#### Work to do:
[A] Answer these about the passage on Facebook and Google matching below:
(i) What does the speaker say Facebook has a very, very large base of?
(ii) Within Google's environment, what user movement on the same device does Google's matching let the speaker's company see?
(iii) What does the speaker's company rely on because it cannot take Google's match outside that environment?
[B] Write what comes next in the passage on Facebook and Google matching below, picking up after its last sentence.

#### Passage given:
Now, how does that compare to Facebook and Google you ask, I think obviously Facebook has a very, very large deterministic base. We participate in the matches that Facebook makes and the matches that Google makes in the sense that when we buy on Facebook environment there is matching that is provided by Facebook that allows us to beat on users with a history that comes from match ID. So we cannot take that match outside of the Facebook environment. That's why we complement that match with or universal match product.
Same thing for Google. Google provides matches within the same device and so if you are in an app and then you move to a mobile browser, Google within their environment allows us to see that match. But again, we cannot take that match outside of that environment. So we rely on or cross-device graph. And so if you think about that basically taking advantage of great infrastructure and device graphs that exist within Facebook and Google and then building on for everything outside.

#### Data lines:
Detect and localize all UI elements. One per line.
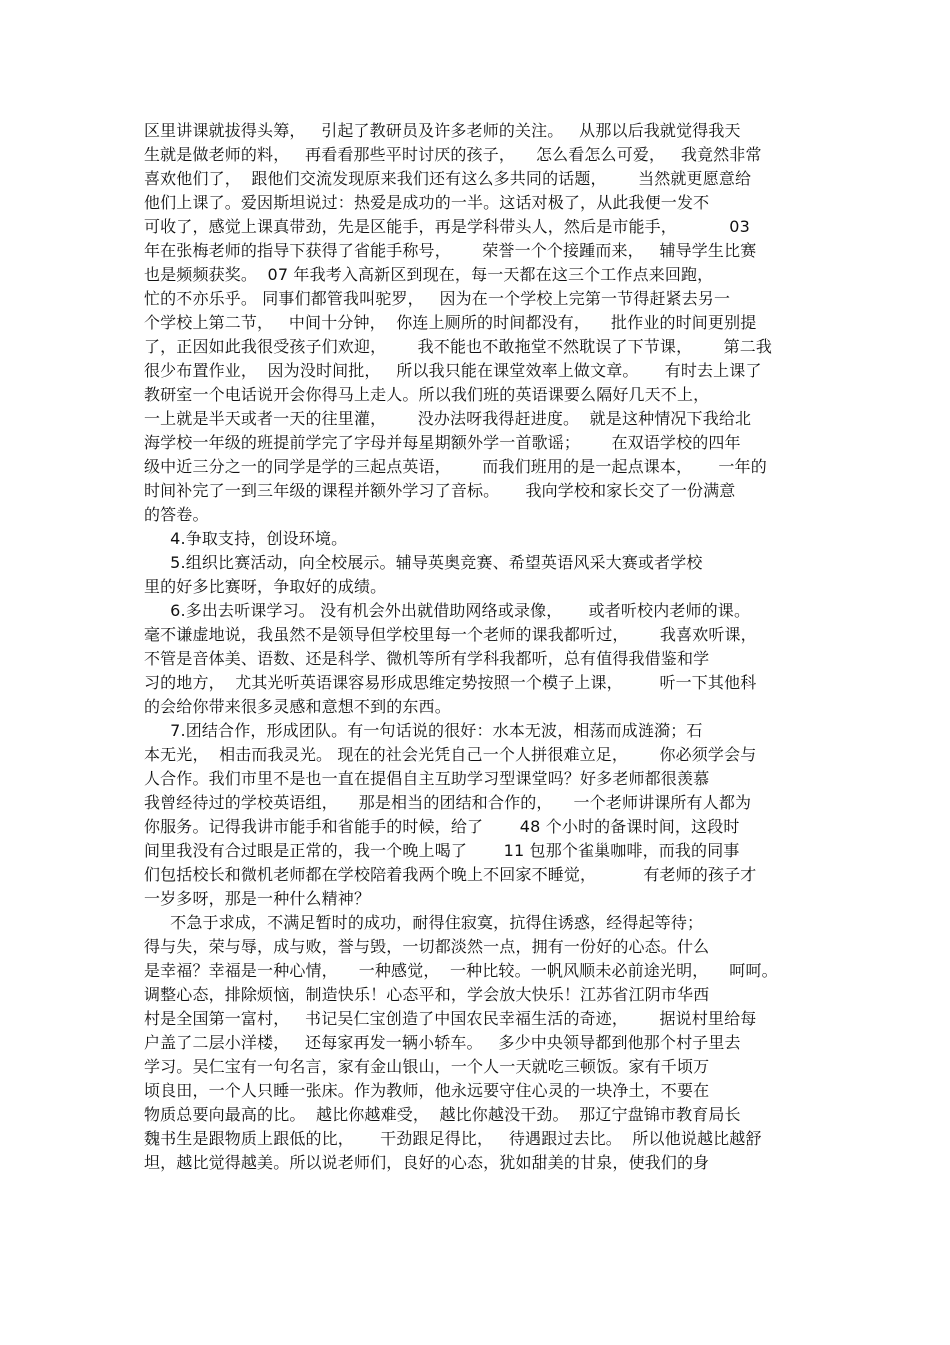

#### Answers for this exercise:
[A]
(i) A deterministic base.
(ii) A user moving from an app to a mobile browser.
(iii) A cross-device graph.

[B]
Okay. So with respect to the Americas, so growth was 38%. The U.S. was growing faster. I mean, the U.S. growth was above 40%. I think though what's worth noting in term of quarter in the Americas is that Brazil has been challenging, especially in the larger count in Brazil, which is a factor of the - I would say, quite unstable macroenvironment there in Brazil.
With respect to the U.S., we've seen good fraction in Tier 1, continued traction in Tier 1. In the mid-market, mid-market, it remain very solid. The growth was at 70% in the region in mid-market. But what we've seen is from a sales capacity standpoint, as I have highlighted earlier, the hiring environment has been a bit more competitive for mid-market and we have been slightly behind our plan to build the sales capacity, and we see that situation continuing in Q3, but we are taking all of the right measure to address it.
And our next question today comes from Brian Pitz of Jefferies. Please go ahead.
Thanks for the questions. Eric, you mentioned strong growth in native, I was hoping for a little color here as there are specific publisher that’s driving a lot of this growth or is it all driven by Taboola? And then looking at third quarter outlook, I'm curious if there is anything worth calling out relative to higher expenses in 3Q that might be impacting the EBITDA outlook? Thanks.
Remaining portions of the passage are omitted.